:: Exercise goal ::
The listing below must be repeated word for word, with its images excluded.

:: Data listing ::
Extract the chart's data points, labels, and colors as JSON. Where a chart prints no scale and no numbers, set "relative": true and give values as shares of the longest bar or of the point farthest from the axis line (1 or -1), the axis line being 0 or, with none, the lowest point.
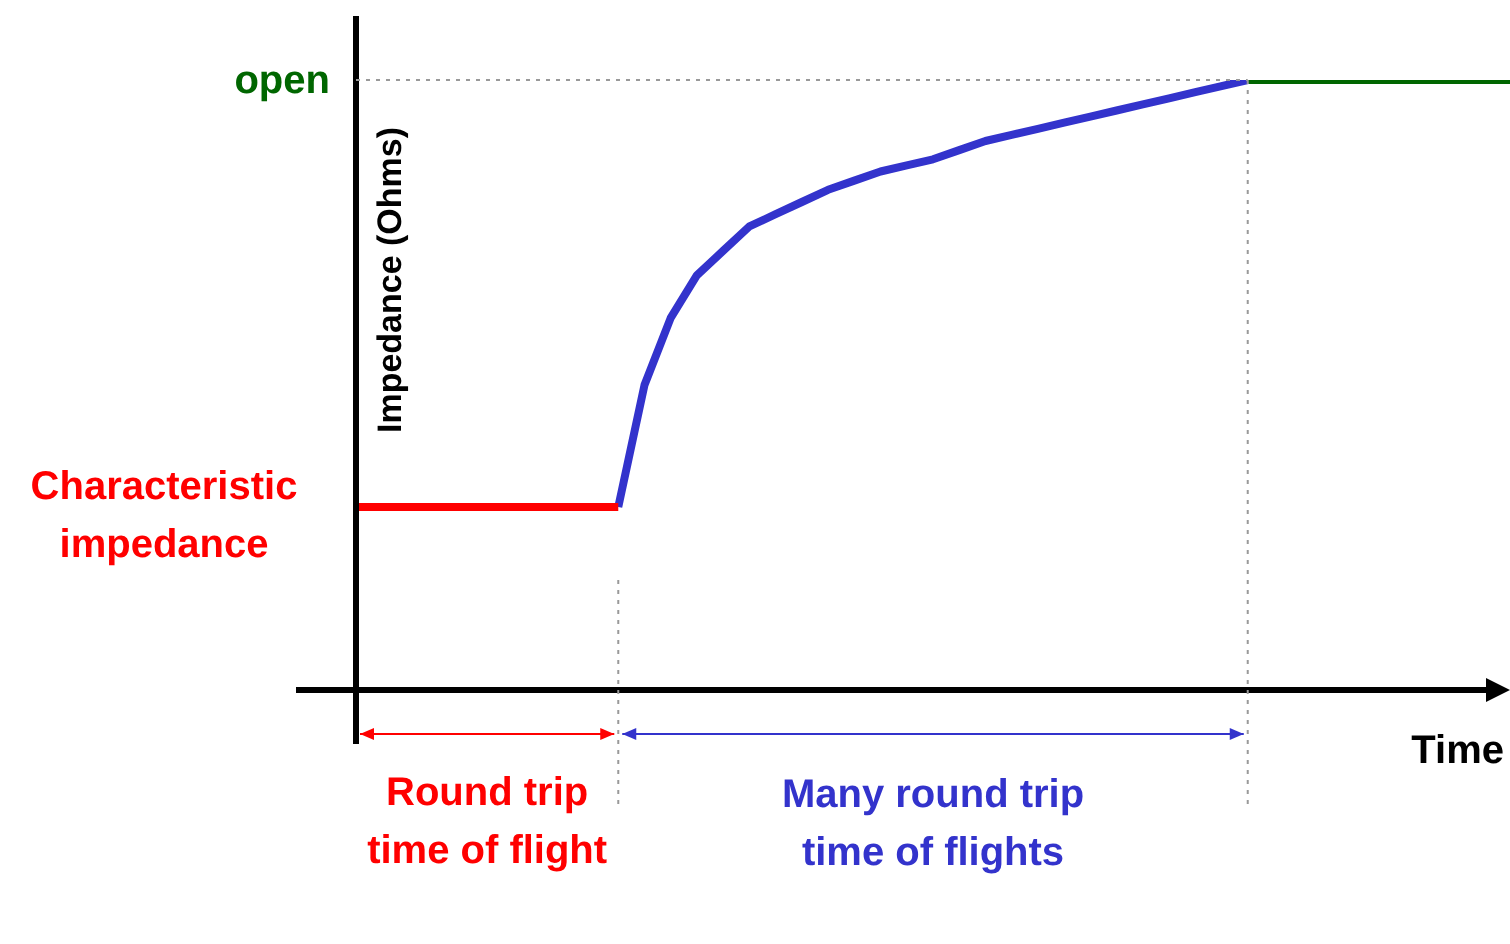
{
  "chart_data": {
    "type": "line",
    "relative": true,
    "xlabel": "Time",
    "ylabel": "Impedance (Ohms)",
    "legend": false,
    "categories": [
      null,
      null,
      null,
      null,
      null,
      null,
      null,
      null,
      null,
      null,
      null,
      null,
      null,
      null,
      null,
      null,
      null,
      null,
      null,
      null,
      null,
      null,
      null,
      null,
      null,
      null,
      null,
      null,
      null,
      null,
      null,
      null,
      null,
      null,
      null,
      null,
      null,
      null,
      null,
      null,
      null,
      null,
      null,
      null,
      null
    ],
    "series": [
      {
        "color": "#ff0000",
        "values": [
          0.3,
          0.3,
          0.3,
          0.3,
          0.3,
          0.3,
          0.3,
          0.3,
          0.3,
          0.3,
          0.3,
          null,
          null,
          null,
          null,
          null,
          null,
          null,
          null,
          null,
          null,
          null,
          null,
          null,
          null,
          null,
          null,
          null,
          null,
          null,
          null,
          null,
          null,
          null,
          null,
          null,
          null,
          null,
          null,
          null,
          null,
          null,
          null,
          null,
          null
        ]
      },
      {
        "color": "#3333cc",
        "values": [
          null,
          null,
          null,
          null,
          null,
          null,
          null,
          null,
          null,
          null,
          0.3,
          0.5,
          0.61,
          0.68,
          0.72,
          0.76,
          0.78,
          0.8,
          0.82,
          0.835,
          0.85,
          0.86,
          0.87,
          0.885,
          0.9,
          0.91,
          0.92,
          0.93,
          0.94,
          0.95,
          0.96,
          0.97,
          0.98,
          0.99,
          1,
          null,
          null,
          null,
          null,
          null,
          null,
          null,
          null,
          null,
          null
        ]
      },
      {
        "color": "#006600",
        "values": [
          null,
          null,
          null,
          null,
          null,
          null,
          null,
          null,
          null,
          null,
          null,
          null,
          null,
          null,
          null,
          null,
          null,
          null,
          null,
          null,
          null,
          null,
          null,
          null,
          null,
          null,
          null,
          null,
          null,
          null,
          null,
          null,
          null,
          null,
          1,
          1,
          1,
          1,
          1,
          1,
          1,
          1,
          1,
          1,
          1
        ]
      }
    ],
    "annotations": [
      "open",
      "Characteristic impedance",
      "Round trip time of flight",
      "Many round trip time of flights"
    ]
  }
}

:: Expected answer ::
Extract the chart's data points, labels, and colors as JSON. Where a chart prints no scale and no numbers, set "relative": true and give values as shares of the longest bar or of the point farthest from the axis line (1 or -1), the axis line being 0 or, with none, the lowest point.
{
  "chart_data": {
    "type": "line",
    "relative": true,
    "xlabel": "Time",
    "ylabel": "Impedance (Ohms)",
    "legend": false,
    "categories": [
      null,
      null,
      null,
      null,
      null,
      null,
      null,
      null,
      null,
      null,
      null,
      null,
      null,
      null,
      null,
      null,
      null,
      null,
      null,
      null,
      null,
      null,
      null,
      null,
      null,
      null,
      null,
      null,
      null,
      null,
      null,
      null,
      null,
      null,
      null,
      null,
      null,
      null,
      null,
      null,
      null,
      null,
      null,
      null,
      null
    ],
    "series": [
      {
        "color": "#ff0000",
        "values": [
          0.3,
          0.3,
          0.3,
          0.3,
          0.3,
          0.3,
          0.3,
          0.3,
          0.3,
          0.3,
          0.3,
          null,
          null,
          null,
          null,
          null,
          null,
          null,
          null,
          null,
          null,
          null,
          null,
          null,
          null,
          null,
          null,
          null,
          null,
          null,
          null,
          null,
          null,
          null,
          null,
          null,
          null,
          null,
          null,
          null,
          null,
          null,
          null,
          null,
          null
        ]
      },
      {
        "color": "#3333cc",
        "values": [
          null,
          null,
          null,
          null,
          null,
          null,
          null,
          null,
          null,
          null,
          0.3,
          0.5,
          0.61,
          0.68,
          0.72,
          0.76,
          0.78,
          0.8,
          0.82,
          0.835,
          0.85,
          0.86,
          0.87,
          0.885,
          0.9,
          0.91,
          0.92,
          0.93,
          0.94,
          0.95,
          0.96,
          0.97,
          0.98,
          0.99,
          1,
          null,
          null,
          null,
          null,
          null,
          null,
          null,
          null,
          null,
          null
        ]
      },
      {
        "color": "#006600",
        "values": [
          null,
          null,
          null,
          null,
          null,
          null,
          null,
          null,
          null,
          null,
          null,
          null,
          null,
          null,
          null,
          null,
          null,
          null,
          null,
          null,
          null,
          null,
          null,
          null,
          null,
          null,
          null,
          null,
          null,
          null,
          null,
          null,
          null,
          null,
          1,
          1,
          1,
          1,
          1,
          1,
          1,
          1,
          1,
          1,
          1
        ]
      }
    ],
    "annotations": [
      "open",
      "Characteristic impedance",
      "Round trip time of flight",
      "Many round trip time of flights"
    ]
  }
}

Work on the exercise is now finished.